Stored entries
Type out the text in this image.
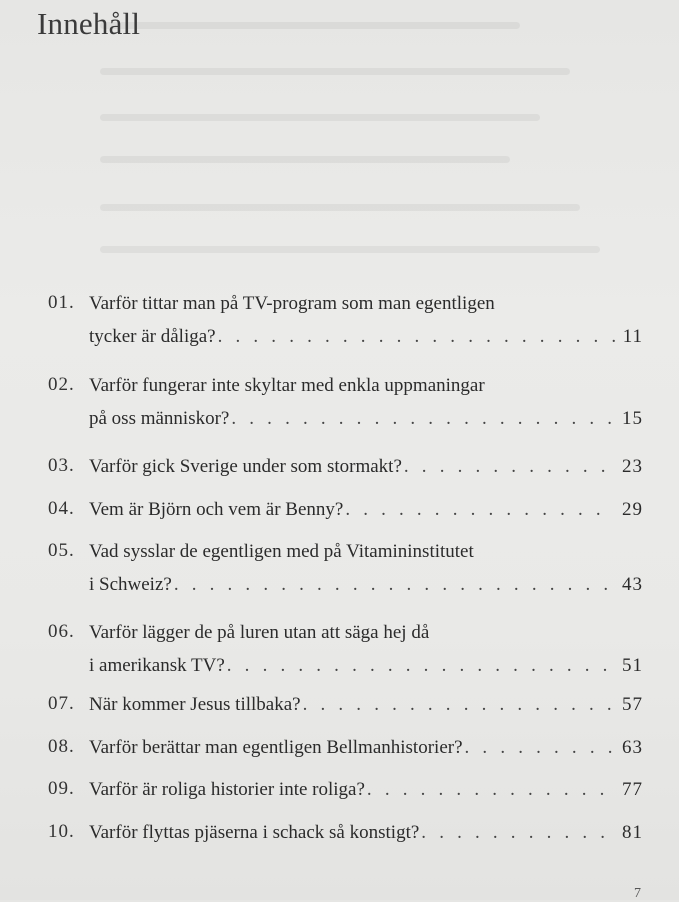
Innehåll
01. Varför tittar man på TV-program som man egentligen
tycker är dåliga? . . .	11
02. Varför fungerar inte skyltar med enkla uppmaningar
på oss människor? . . .	15
03. Varför gick Sverige under som stormakt? . . .	23
04. Vem är Björn och vem är Benny? . . .	29
05. Vad sysslar de egentligen med på Vitamininstitutet
i Schweiz? . . .	43
06. Varför lägger de på luren utan att säga hej då
i amerikansk TV? . . .	51
07. När kommer Jesus tillbaka? . . .	57
08. Varför berättar man egentligen Bellmanhistorier? . . .	63
09. Varför är roliga historier inte roliga? . . .	77
10. Varför flyttas pjäserna i schack så konstigt? . . .	81
7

*Short exercise*: Above are the records; copy every line in them that holds the word "egentligen".

*Written response*:
01. Varför tittar man på TV-program som man egentligen
05. Vad sysslar de egentligen med på Vitamininstitutet
08. Varför berättar man egentligen Bellmanhistorier? . . .	63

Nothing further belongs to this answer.